Source material ::
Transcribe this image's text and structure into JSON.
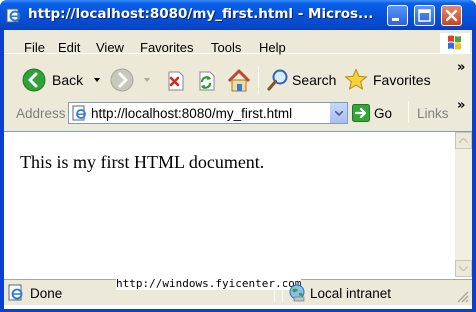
{
  "window": {
    "title": "http://localhost:8080/my_first.html - Micros..."
  },
  "menu": {
    "items": [
      "File",
      "Edit",
      "View",
      "Favorites",
      "Tools",
      "Help"
    ]
  },
  "toolbar": {
    "back_label": "Back",
    "search_label": "Search",
    "favorites_label": "Favorites"
  },
  "address": {
    "label": "Address",
    "url": "http://localhost:8080/my_first.html",
    "go_label": "Go",
    "links_label": "Links"
  },
  "content": {
    "text": "This is my first HTML document."
  },
  "status": {
    "text": "Done",
    "zone": "Local intranet",
    "watermark": "http://windows.fyicenter.com"
  },
  "colors": {
    "titlebar": "#0653d9",
    "chrome": "#ece9d8",
    "back_green": "#2fa33a"
  }
}
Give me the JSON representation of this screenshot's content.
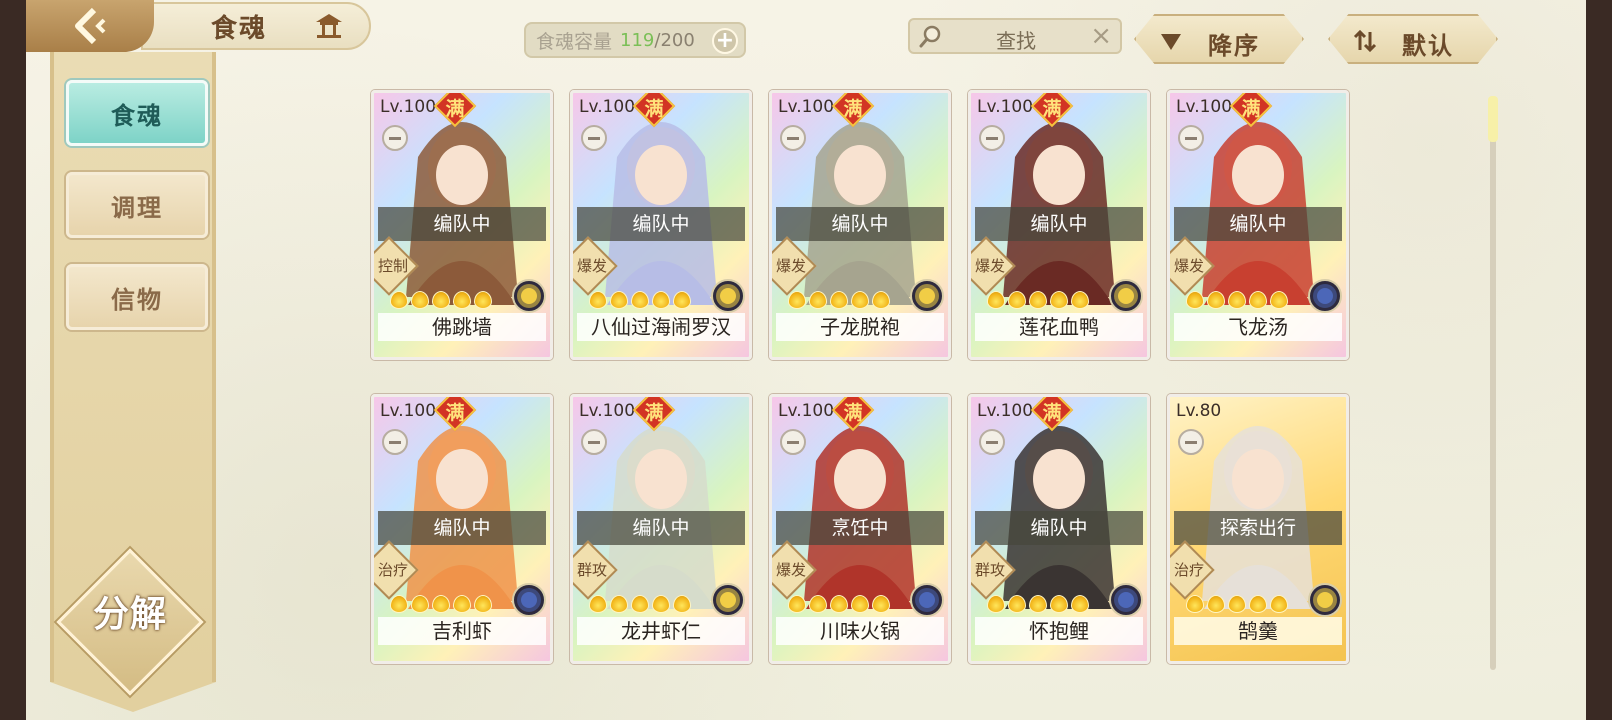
{
  "header": {
    "title": "食魂",
    "capacity": {
      "label": "食魂容量",
      "current": "119",
      "separator": "/",
      "max": "200",
      "add_label": "+"
    },
    "search": {
      "text": "查找",
      "clear_label": "×"
    },
    "sort_order_label": "降序",
    "sort_mode_label": "默认"
  },
  "sidebar": {
    "items": [
      {
        "label": "食魂",
        "active": true
      },
      {
        "label": "调理",
        "active": false
      },
      {
        "label": "信物",
        "active": false
      }
    ],
    "decompose_label": "分解"
  },
  "cards": [
    {
      "level": "Lv.100",
      "maxed": true,
      "full_label": "满",
      "status": "编队中",
      "role": "控制",
      "stars": 5,
      "element": "gold",
      "name": "佛跳墙",
      "art": "#8c5a3a"
    },
    {
      "level": "Lv.100",
      "maxed": true,
      "full_label": "满",
      "status": "编队中",
      "role": "爆发",
      "stars": 5,
      "element": "gold",
      "name": "八仙过海闹罗汉",
      "art": "#b7bde6"
    },
    {
      "level": "Lv.100",
      "maxed": true,
      "full_label": "满",
      "status": "编队中",
      "role": "爆发",
      "stars": 5,
      "element": "gold",
      "name": "子龙脱袍",
      "art": "#a6a48f"
    },
    {
      "level": "Lv.100",
      "maxed": true,
      "full_label": "满",
      "status": "编队中",
      "role": "爆发",
      "stars": 5,
      "element": "gold",
      "name": "莲花血鸭",
      "art": "#6a2a24"
    },
    {
      "level": "Lv.100",
      "maxed": true,
      "full_label": "满",
      "status": "编队中",
      "role": "爆发",
      "stars": 5,
      "element": "blue",
      "name": "飞龙汤",
      "art": "#c84030"
    },
    {
      "level": "Lv.100",
      "maxed": true,
      "full_label": "满",
      "status": "编队中",
      "role": "治疗",
      "stars": 5,
      "element": "blue",
      "name": "吉利虾",
      "art": "#f0934a"
    },
    {
      "level": "Lv.100",
      "maxed": true,
      "full_label": "满",
      "status": "编队中",
      "role": "群攻",
      "stars": 5,
      "element": "gold",
      "name": "龙井虾仁",
      "art": "#d6dccb"
    },
    {
      "level": "Lv.100",
      "maxed": true,
      "full_label": "满",
      "status": "烹饪中",
      "role": "爆发",
      "stars": 5,
      "element": "blue",
      "name": "川味火锅",
      "art": "#b0342a"
    },
    {
      "level": "Lv.100",
      "maxed": true,
      "full_label": "满",
      "status": "编队中",
      "role": "群攻",
      "stars": 5,
      "element": "blue",
      "name": "怀抱鲤",
      "art": "#3a3432"
    },
    {
      "level": "Lv.80",
      "maxed": false,
      "full_label": "",
      "status": "探索出行",
      "role": "治疗",
      "stars": 5,
      "element": "gold",
      "name": "鹄羹",
      "art": "#e6e0d8"
    }
  ]
}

Exercise instructions :: Copy the listing over exactly, skipping the pictures it holds.

Output for this exercise ::
Transcribe this image's text and structure into JSON.
{
  "window": {
    "title": "http://localhost:8080/my_first.html - Micros..."
  },
  "menu": {
    "items": [
      "File",
      "Edit",
      "View",
      "Favorites",
      "Tools",
      "Help"
    ]
  },
  "toolbar": {
    "back_label": "Back",
    "search_label": "Search",
    "favorites_label": "Favorites"
  },
  "address": {
    "label": "Address",
    "url": "http://localhost:8080/my_first.html",
    "go_label": "Go",
    "links_label": "Links"
  },
  "content": {
    "text": "This is my first HTML document."
  },
  "status": {
    "text": "Done",
    "zone": "Local intranet",
    "watermark": "http://windows.fyicenter.com"
  },
  "colors": {
    "titlebar": "#0653d9",
    "chrome": "#ece9d8",
    "back_green": "#2fa33a"
  }
}
Give me the JSON representation of this screenshot's content.
{
  "header": {
    "title": "食魂",
    "capacity": {
      "label": "食魂容量",
      "current": "119",
      "separator": "/",
      "max": "200",
      "add_label": "+"
    },
    "search": {
      "text": "查找",
      "clear_label": "×"
    },
    "sort_order_label": "降序",
    "sort_mode_label": "默认"
  },
  "sidebar": {
    "items": [
      {
        "label": "食魂",
        "active": true
      },
      {
        "label": "调理",
        "active": false
      },
      {
        "label": "信物",
        "active": false
      }
    ],
    "decompose_label": "分解"
  },
  "cards": [
    {
      "level": "Lv.100",
      "maxed": true,
      "full_label": "满",
      "status": "编队中",
      "role": "控制",
      "stars": 5,
      "element": "gold",
      "name": "佛跳墙",
      "art": "#8c5a3a"
    },
    {
      "level": "Lv.100",
      "maxed": true,
      "full_label": "满",
      "status": "编队中",
      "role": "爆发",
      "stars": 5,
      "element": "gold",
      "name": "八仙过海闹罗汉",
      "art": "#b7bde6"
    },
    {
      "level": "Lv.100",
      "maxed": true,
      "full_label": "满",
      "status": "编队中",
      "role": "爆发",
      "stars": 5,
      "element": "gold",
      "name": "子龙脱袍",
      "art": "#a6a48f"
    },
    {
      "level": "Lv.100",
      "maxed": true,
      "full_label": "满",
      "status": "编队中",
      "role": "爆发",
      "stars": 5,
      "element": "gold",
      "name": "莲花血鸭",
      "art": "#6a2a24"
    },
    {
      "level": "Lv.100",
      "maxed": true,
      "full_label": "满",
      "status": "编队中",
      "role": "爆发",
      "stars": 5,
      "element": "blue",
      "name": "飞龙汤",
      "art": "#c84030"
    },
    {
      "level": "Lv.100",
      "maxed": true,
      "full_label": "满",
      "status": "编队中",
      "role": "治疗",
      "stars": 5,
      "element": "blue",
      "name": "吉利虾",
      "art": "#f0934a"
    },
    {
      "level": "Lv.100",
      "maxed": true,
      "full_label": "满",
      "status": "编队中",
      "role": "群攻",
      "stars": 5,
      "element": "gold",
      "name": "龙井虾仁",
      "art": "#d6dccb"
    },
    {
      "level": "Lv.100",
      "maxed": true,
      "full_label": "满",
      "status": "烹饪中",
      "role": "爆发",
      "stars": 5,
      "element": "blue",
      "name": "川味火锅",
      "art": "#b0342a"
    },
    {
      "level": "Lv.100",
      "maxed": true,
      "full_label": "满",
      "status": "编队中",
      "role": "群攻",
      "stars": 5,
      "element": "blue",
      "name": "怀抱鲤",
      "art": "#3a3432"
    },
    {
      "level": "Lv.80",
      "maxed": false,
      "full_label": "",
      "status": "探索出行",
      "role": "治疗",
      "stars": 5,
      "element": "gold",
      "name": "鹄羹",
      "art": "#e6e0d8"
    }
  ]
}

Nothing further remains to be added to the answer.